--- Written task ---
Select all lines with the string "name" in them, and copy those lines.

--- Records provided ---

"""

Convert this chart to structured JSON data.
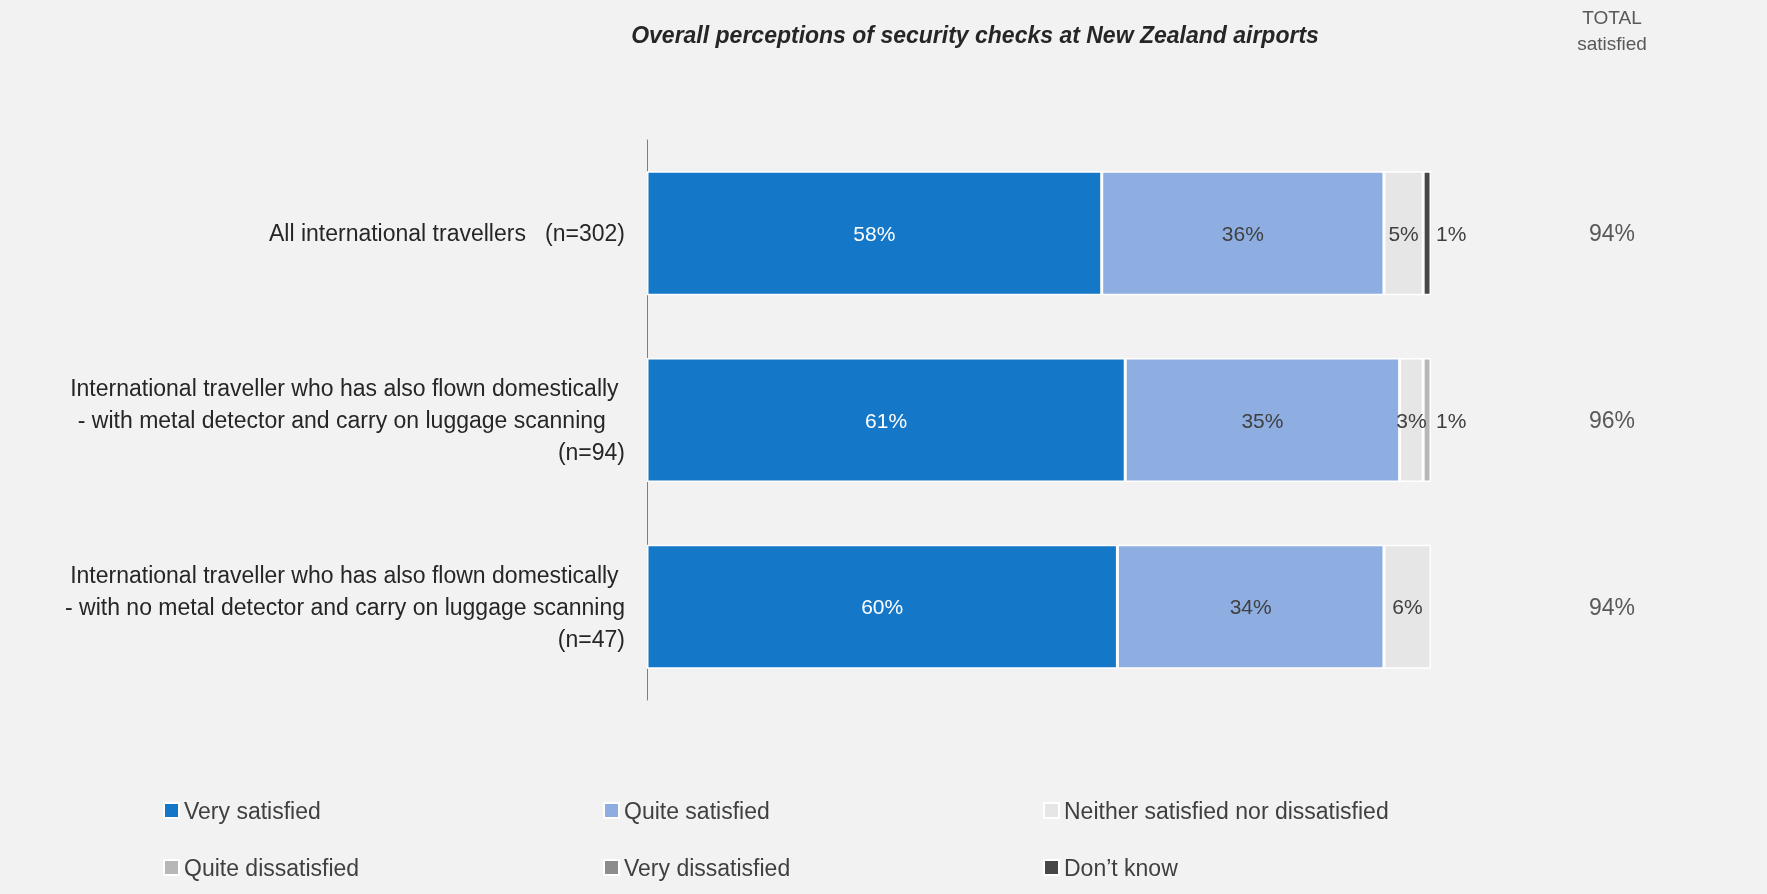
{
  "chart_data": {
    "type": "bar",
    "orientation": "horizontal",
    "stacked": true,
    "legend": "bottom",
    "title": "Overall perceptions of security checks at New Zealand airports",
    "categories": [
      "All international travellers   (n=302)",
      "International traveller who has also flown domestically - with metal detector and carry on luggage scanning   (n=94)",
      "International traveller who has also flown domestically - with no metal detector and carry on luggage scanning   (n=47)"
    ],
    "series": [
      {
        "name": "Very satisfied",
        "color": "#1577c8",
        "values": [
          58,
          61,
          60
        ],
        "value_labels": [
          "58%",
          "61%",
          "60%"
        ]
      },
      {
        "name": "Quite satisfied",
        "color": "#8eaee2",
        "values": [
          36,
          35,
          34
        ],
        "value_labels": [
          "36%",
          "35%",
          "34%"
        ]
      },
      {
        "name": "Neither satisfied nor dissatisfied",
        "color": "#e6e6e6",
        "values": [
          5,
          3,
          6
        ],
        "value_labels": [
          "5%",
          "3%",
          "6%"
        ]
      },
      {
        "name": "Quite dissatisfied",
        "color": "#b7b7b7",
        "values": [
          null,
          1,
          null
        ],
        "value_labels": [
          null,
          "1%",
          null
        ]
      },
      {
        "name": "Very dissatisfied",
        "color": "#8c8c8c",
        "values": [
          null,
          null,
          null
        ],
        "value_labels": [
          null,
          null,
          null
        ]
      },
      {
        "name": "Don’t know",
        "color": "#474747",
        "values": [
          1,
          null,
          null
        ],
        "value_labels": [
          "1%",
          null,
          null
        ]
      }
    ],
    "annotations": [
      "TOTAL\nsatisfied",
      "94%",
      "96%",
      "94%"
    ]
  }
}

"""
"""

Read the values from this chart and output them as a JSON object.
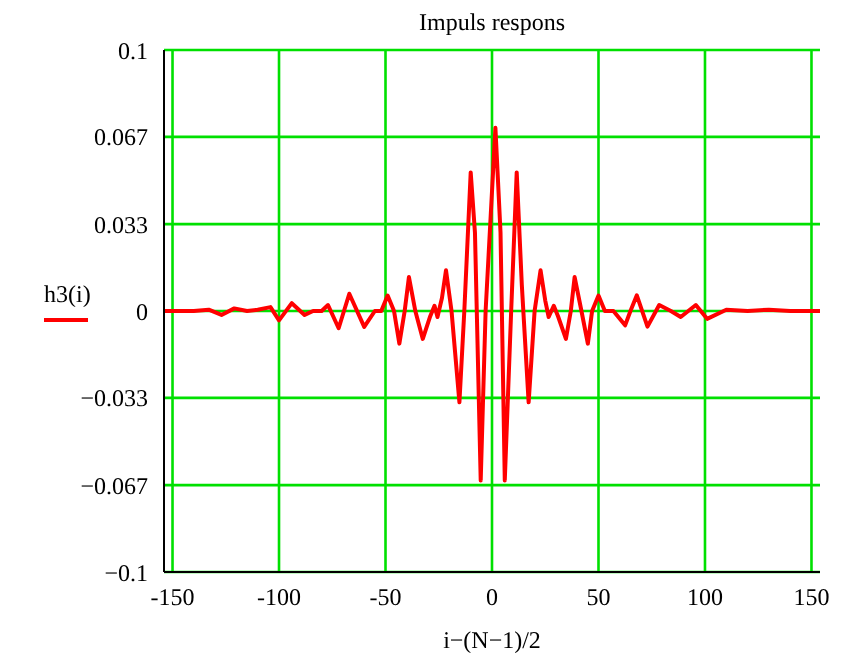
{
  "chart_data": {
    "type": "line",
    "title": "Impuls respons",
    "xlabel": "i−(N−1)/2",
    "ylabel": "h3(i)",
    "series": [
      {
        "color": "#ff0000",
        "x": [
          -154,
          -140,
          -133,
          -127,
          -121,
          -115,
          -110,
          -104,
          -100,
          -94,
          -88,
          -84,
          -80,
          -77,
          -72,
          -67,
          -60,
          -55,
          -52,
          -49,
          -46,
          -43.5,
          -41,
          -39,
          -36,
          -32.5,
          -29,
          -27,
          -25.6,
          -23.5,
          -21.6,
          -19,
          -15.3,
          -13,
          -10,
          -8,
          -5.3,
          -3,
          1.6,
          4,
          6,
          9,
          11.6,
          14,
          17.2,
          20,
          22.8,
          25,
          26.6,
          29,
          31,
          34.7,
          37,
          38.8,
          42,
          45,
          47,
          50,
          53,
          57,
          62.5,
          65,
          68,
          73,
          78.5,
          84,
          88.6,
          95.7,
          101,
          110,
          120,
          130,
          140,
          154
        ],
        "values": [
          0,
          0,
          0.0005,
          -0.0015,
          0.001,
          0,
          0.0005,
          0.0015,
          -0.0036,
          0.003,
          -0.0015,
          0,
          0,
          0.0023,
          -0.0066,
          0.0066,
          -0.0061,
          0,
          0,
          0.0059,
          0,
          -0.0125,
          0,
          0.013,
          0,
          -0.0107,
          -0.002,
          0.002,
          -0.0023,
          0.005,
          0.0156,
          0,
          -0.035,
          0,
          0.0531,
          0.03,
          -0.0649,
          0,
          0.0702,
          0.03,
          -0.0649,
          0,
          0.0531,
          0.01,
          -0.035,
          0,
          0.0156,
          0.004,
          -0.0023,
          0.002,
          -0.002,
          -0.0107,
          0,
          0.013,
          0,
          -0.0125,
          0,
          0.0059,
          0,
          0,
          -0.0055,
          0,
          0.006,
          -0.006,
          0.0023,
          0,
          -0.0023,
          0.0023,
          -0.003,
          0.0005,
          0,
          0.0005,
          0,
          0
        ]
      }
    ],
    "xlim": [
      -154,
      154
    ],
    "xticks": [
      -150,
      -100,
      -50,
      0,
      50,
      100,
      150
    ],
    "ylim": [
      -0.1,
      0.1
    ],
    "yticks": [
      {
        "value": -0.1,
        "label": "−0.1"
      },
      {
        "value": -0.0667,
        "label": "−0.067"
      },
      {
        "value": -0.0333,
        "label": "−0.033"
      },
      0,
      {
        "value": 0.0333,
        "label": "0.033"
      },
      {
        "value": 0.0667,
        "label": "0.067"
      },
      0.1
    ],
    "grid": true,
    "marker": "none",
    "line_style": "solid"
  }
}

"""

--- Solution for this exercise ---
        "name": "Very satisfied",
        "name": "Quite satisfied",
        "name": "Neither satisfied nor dissatisfied",
        "name": "Quite dissatisfied",
        "name": "Very dissatisfied",
        "name": "Don’t know",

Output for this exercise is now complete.